◆ Set problem
Extract every record, keeping each one exactly as it is.
# start of Given data
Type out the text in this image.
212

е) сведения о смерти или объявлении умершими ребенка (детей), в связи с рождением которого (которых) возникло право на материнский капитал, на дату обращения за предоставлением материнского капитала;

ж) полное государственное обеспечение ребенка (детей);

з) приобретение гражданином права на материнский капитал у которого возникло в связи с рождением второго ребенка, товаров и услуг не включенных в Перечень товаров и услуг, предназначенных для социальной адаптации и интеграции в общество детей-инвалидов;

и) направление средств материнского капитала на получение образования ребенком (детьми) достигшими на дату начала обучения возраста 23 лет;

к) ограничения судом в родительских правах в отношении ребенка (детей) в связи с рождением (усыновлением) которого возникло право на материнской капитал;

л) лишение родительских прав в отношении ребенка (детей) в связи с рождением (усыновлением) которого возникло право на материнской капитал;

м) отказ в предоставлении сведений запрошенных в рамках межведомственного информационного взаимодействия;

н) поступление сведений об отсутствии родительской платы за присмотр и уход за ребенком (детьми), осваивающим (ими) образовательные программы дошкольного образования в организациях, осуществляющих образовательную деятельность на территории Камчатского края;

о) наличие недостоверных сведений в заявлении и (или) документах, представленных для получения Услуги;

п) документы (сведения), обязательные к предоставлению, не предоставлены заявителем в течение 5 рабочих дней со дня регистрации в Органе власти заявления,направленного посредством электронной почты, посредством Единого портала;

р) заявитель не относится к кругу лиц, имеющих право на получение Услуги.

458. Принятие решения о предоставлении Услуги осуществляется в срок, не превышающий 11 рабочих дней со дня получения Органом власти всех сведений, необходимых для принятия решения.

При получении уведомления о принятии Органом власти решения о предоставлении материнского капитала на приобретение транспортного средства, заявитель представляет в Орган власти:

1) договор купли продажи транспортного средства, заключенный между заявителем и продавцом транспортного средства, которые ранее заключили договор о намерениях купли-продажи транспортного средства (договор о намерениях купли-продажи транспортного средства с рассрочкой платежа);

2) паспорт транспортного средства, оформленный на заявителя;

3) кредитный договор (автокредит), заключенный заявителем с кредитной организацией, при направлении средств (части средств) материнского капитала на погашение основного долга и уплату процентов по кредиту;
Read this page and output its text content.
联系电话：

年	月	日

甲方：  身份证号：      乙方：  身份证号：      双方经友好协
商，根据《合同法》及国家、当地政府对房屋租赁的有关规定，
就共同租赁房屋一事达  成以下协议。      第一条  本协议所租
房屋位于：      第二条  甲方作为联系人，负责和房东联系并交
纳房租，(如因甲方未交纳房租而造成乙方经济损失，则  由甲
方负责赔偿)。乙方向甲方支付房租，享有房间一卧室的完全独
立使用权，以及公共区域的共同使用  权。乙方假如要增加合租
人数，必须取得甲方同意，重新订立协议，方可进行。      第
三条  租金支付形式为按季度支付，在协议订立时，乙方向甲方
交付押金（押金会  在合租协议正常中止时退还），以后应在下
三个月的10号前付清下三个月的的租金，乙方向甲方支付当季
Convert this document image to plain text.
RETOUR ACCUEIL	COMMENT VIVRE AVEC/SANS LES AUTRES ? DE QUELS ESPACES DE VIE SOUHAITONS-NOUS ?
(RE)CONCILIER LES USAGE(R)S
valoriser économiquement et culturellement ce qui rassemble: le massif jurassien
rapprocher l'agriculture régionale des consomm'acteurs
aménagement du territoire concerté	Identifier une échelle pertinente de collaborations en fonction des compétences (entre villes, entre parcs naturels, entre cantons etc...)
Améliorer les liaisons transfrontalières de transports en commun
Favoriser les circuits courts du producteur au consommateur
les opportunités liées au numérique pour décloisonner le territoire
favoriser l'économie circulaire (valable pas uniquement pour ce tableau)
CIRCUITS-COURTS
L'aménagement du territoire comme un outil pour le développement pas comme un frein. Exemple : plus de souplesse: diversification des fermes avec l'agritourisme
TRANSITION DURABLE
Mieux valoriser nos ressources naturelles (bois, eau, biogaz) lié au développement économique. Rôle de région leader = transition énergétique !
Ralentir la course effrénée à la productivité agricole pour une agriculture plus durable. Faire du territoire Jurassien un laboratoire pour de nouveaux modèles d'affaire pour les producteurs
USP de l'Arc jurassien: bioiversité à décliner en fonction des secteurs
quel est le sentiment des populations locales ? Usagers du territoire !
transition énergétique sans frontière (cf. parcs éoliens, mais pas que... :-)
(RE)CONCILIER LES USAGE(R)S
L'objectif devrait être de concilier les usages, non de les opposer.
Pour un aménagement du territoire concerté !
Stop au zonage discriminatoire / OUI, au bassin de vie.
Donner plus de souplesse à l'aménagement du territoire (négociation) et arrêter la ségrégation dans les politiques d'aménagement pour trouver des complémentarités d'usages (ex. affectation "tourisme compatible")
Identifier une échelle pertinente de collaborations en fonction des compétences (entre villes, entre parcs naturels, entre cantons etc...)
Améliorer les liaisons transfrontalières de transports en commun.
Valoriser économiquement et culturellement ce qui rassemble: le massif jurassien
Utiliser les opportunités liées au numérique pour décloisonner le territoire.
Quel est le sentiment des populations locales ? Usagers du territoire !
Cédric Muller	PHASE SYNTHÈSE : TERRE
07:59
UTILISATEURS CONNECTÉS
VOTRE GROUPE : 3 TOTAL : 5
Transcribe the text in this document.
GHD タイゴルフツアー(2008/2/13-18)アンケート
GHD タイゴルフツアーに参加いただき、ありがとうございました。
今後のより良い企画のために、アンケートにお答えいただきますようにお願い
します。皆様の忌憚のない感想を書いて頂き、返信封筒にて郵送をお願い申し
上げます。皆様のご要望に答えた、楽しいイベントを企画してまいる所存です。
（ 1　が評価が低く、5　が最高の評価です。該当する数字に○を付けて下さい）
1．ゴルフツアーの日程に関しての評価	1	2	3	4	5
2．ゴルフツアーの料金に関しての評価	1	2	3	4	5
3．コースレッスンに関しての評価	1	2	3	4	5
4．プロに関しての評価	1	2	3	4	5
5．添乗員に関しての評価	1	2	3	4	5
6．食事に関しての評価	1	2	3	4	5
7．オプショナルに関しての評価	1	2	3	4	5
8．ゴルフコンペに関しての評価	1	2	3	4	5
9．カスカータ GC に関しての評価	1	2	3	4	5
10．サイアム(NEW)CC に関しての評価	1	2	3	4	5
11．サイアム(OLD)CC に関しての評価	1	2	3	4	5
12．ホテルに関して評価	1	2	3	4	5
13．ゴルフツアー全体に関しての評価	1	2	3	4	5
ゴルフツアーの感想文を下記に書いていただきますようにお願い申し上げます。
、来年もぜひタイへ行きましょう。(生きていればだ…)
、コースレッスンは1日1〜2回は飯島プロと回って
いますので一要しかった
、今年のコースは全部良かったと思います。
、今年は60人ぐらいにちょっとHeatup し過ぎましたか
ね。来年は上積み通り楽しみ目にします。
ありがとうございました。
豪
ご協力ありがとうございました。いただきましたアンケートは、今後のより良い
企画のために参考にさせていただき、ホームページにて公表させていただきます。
# end of Given data
◆ Expected answer
Type out the text in this image.
212

е) сведения о смерти или объявлении умершими ребенка (детей), в связи с рождением которого (которых) возникло право на материнский капитал, на дату обращения за предоставлением материнского капитала;

ж) полное государственное обеспечение ребенка (детей);

з) приобретение гражданином права на материнский капитал у которого возникло в связи с рождением второго ребенка, товаров и услуг не включенных в Перечень товаров и услуг, предназначенных для социальной адаптации и интеграции в общество детей-инвалидов;

и) направление средств материнского капитала на получение образования ребенком (детьми) достигшими на дату начала обучения возраста 23 лет;

к) ограничения судом в родительских правах в отношении ребенка (детей) в связи с рождением (усыновлением) которого возникло право на материнской капитал;

л) лишение родительских прав в отношении ребенка (детей) в связи с рождением (усыновлением) которого возникло право на материнской капитал;

м) отказ в предоставлении сведений запрошенных в рамках межведомственного информационного взаимодействия;

н) поступление сведений об отсутствии родительской платы за присмотр и уход за ребенком (детьми), осваивающим (ими) образовательные программы дошкольного образования в организациях, осуществляющих образовательную деятельность на территории Камчатского края;

о) наличие недостоверных сведений в заявлении и (или) документах, представленных для получения Услуги;

п) документы (сведения), обязательные к предоставлению, не предоставлены заявителем в течение 5 рабочих дней со дня регистрации в Органе власти заявления,направленного посредством электронной почты, посредством Единого портала;

р) заявитель не относится к кругу лиц, имеющих право на получение Услуги.

458. Принятие решения о предоставлении Услуги осуществляется в срок, не превышающий 11 рабочих дней со дня получения Органом власти всех сведений, необходимых для принятия решения.

При получении уведомления о принятии Органом власти решения о предоставлении материнского капитала на приобретение транспортного средства, заявитель представляет в Орган власти:

1) договор купли продажи транспортного средства, заключенный между заявителем и продавцом транспортного средства, которые ранее заключили договор о намерениях купли-продажи транспортного средства (договор о намерениях купли-продажи транспортного средства с рассрочкой платежа);

2) паспорт транспортного средства, оформленный на заявителя;

3) кредитный договор (автокредит), заключенный заявителем с кредитной организацией, при направлении средств (части средств) материнского капитала на погашение основного долга и уплату процентов по кредиту;
Read this page and output its text content.
联系电话：

年	月	日

甲方：  身份证号：      乙方：  身份证号：      双方经友好协
商，根据《合同法》及国家、当地政府对房屋租赁的有关规定，
就共同租赁房屋一事达  成以下协议。      第一条  本协议所租
房屋位于：      第二条  甲方作为联系人，负责和房东联系并交
纳房租，(如因甲方未交纳房租而造成乙方经济损失，则  由甲
方负责赔偿)。乙方向甲方支付房租，享有房间一卧室的完全独
立使用权，以及公共区域的共同使用  权。乙方假如要增加合租
人数，必须取得甲方同意，重新订立协议，方可进行。      第
三条  租金支付形式为按季度支付，在协议订立时，乙方向甲方
交付押金（押金会  在合租协议正常中止时退还），以后应在下
三个月的10号前付清下三个月的的租金，乙方向甲方支付当季
Convert this document image to plain text.
RETOUR ACCUEIL	COMMENT VIVRE AVEC/SANS LES AUTRES ? DE QUELS ESPACES DE VIE SOUHAITONS-NOUS ?
(RE)CONCILIER LES USAGE(R)S
valoriser économiquement et culturellement ce qui rassemble: le massif jurassien
rapprocher l'agriculture régionale des consomm'acteurs
aménagement du territoire concerté	Identifier une échelle pertinente de collaborations en fonction des compétences (entre villes, entre parcs naturels, entre cantons etc...)
Améliorer les liaisons transfrontalières de transports en commun
Favoriser les circuits courts du producteur au consommateur
les opportunités liées au numérique pour décloisonner le territoire
favoriser l'économie circulaire (valable pas uniquement pour ce tableau)
CIRCUITS-COURTS
L'aménagement du territoire comme un outil pour le développement pas comme un frein. Exemple : plus de souplesse: diversification des fermes avec l'agritourisme
TRANSITION DURABLE
Mieux valoriser nos ressources naturelles (bois, eau, biogaz) lié au développement économique. Rôle de région leader = transition énergétique !
Ralentir la course effrénée à la productivité agricole pour une agriculture plus durable. Faire du territoire Jurassien un laboratoire pour de nouveaux modèles d'affaire pour les producteurs
USP de l'Arc jurassien: bioiversité à décliner en fonction des secteurs
quel est le sentiment des populations locales ? Usagers du territoire !
transition énergétique sans frontière (cf. parcs éoliens, mais pas que... :-)
(RE)CONCILIER LES USAGE(R)S
L'objectif devrait être de concilier les usages, non de les opposer.
Pour un aménagement du territoire concerté !
Stop au zonage discriminatoire / OUI, au bassin de vie.
Donner plus de souplesse à l'aménagement du territoire (négociation) et arrêter la ségrégation dans les politiques d'aménagement pour trouver des complémentarités d'usages (ex. affectation "tourisme compatible")
Identifier une échelle pertinente de collaborations en fonction des compétences (entre villes, entre parcs naturels, entre cantons etc...)
Améliorer les liaisons transfrontalières de transports en commun.
Valoriser économiquement et culturellement ce qui rassemble: le massif jurassien
Utiliser les opportunités liées au numérique pour décloisonner le territoire.
Quel est le sentiment des populations locales ? Usagers du territoire !
Cédric Muller	PHASE SYNTHÈSE : TERRE
07:59
UTILISATEURS CONNECTÉS
VOTRE GROUPE : 3 TOTAL : 5
Transcribe the text in this document.
GHD タイゴルフツアー(2008/2/13-18)アンケート
GHD タイゴルフツアーに参加いただき、ありがとうございました。
今後のより良い企画のために、アンケートにお答えいただきますようにお願い
します。皆様の忌憚のない感想を書いて頂き、返信封筒にて郵送をお願い申し
上げます。皆様のご要望に答えた、楽しいイベントを企画してまいる所存です。
（ 1　が評価が低く、5　が最高の評価です。該当する数字に○を付けて下さい）
1．ゴルフツアーの日程に関しての評価	1	2	3	4	5
2．ゴルフツアーの料金に関しての評価	1	2	3	4	5
3．コースレッスンに関しての評価	1	2	3	4	5
4．プロに関しての評価	1	2	3	4	5
5．添乗員に関しての評価	1	2	3	4	5
6．食事に関しての評価	1	2	3	4	5
7．オプショナルに関しての評価	1	2	3	4	5
8．ゴルフコンペに関しての評価	1	2	3	4	5
9．カスカータ GC に関しての評価	1	2	3	4	5
10．サイアム(NEW)CC に関しての評価	1	2	3	4	5
11．サイアム(OLD)CC に関しての評価	1	2	3	4	5
12．ホテルに関して評価	1	2	3	4	5
13．ゴルフツアー全体に関しての評価	1	2	3	4	5
ゴルフツアーの感想文を下記に書いていただきますようにお願い申し上げます。
、来年もぜひタイへ行きましょう。(生きていればだ…)
、コースレッスンは1日1〜2回は飯島プロと回って
いますので一要しかった
、今年のコースは全部良かったと思います。
、今年は60人ぐらいにちょっとHeatup し過ぎましたか
ね。来年は上積み通り楽しみ目にします。
ありがとうございました。
豪
ご協力ありがとうございました。いただきましたアンケートは、今後のより良い
企画のために参考にさせていただき、ホームページにて公表させていただきます。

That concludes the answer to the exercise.